# Text block start

Across Cultures and Empires
An Immigrant's Odyssey from the Soviet Army to the US War in Iraq and American Citizenship
In Across Cultures and Empires author Mahir Ibrahimov invites the reader to share his incredible journey through the world-shaking geopolitical transformations of the late twentieth and early twenty-first centuries. This fast-paced narrative based upon the author’s experience serving in the Soviet army as an Azeri minority; working for the Soviet Communist Party and experiencing disillusionment with communism; watching the fall of the Soviet Union; living through the abortive coup against Gorbachev; working in the newly independent Azeri government during its unfolding conflict with Armenia in Nagorno-Karabakh, a conflict Moscow purposely exacerbated as it sought to regain a measure of control over its former republics; immigrating to the United States in search of freedom; working with the US Army in Iraq as an interpreter; and becoming a citizen of the United States and continuing his work for the US Army as a language and culture expert.

# Text block end

» **What you have to do**
Extend the description of the book Across Cultures and Empires past its final sentence. The data here were drawn from a separate source with no connection to the book description.

# Data extract start

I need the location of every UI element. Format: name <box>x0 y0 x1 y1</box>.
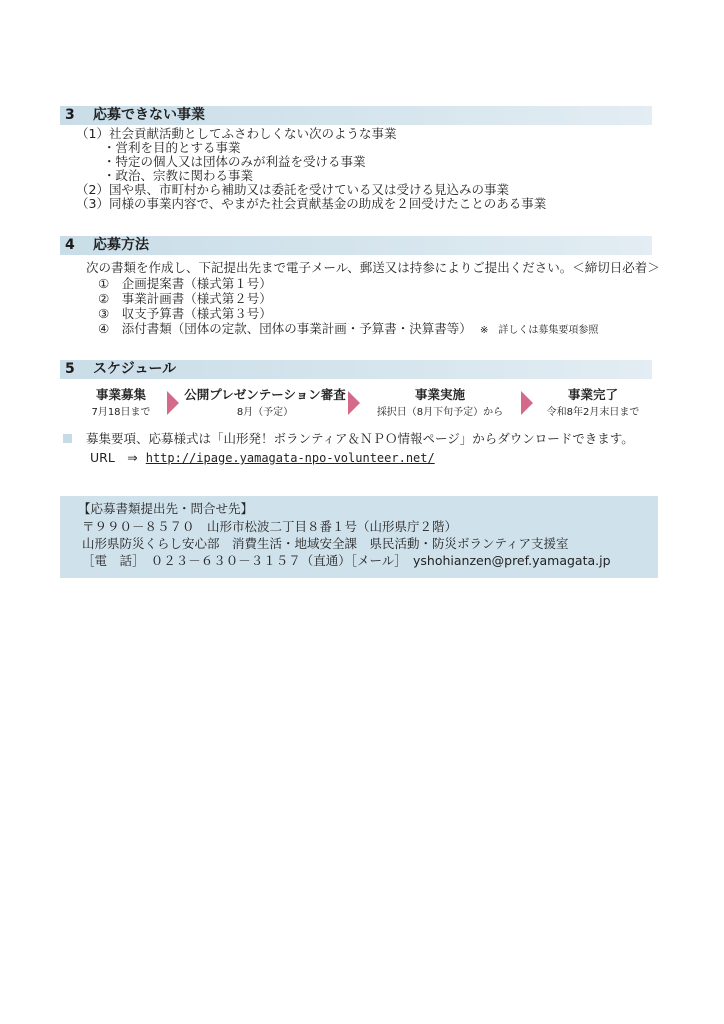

# Data extract end

» **The output**
Across Cultures and Empires is above all an immigrant’s story. Mahir Ibrahimov’s fluency in multiple languages offers the perspective of someone who found a way to successfully cross boundaries amid the fall of empire and the resulting cascade of conflicts, even as he provides the reader with insight into an era where mass migration has become a defining dynamic. In the course of telling his personal story and reflecting upon his experiences, Ibrahimov offers clear observations on the deep connections he has made about freedom and America’s role in the world, the different cultures he experienced, war, peace, the fight against terrorism, and the role of religion. Ibrahimov’s background in both the Soviet and US militaries allows him to expertly contrast the Soviet and American experiences in Afghanistan and Iraq. In addition, he offers provocative thoughts on the future course of terrorism and Americas wars in Afghanistan, Iraq, and Syria. Across Cultures and Empires, told from the perspective of a Soviet minority, fills important gaps in our knowledge of the post-Soviet reality.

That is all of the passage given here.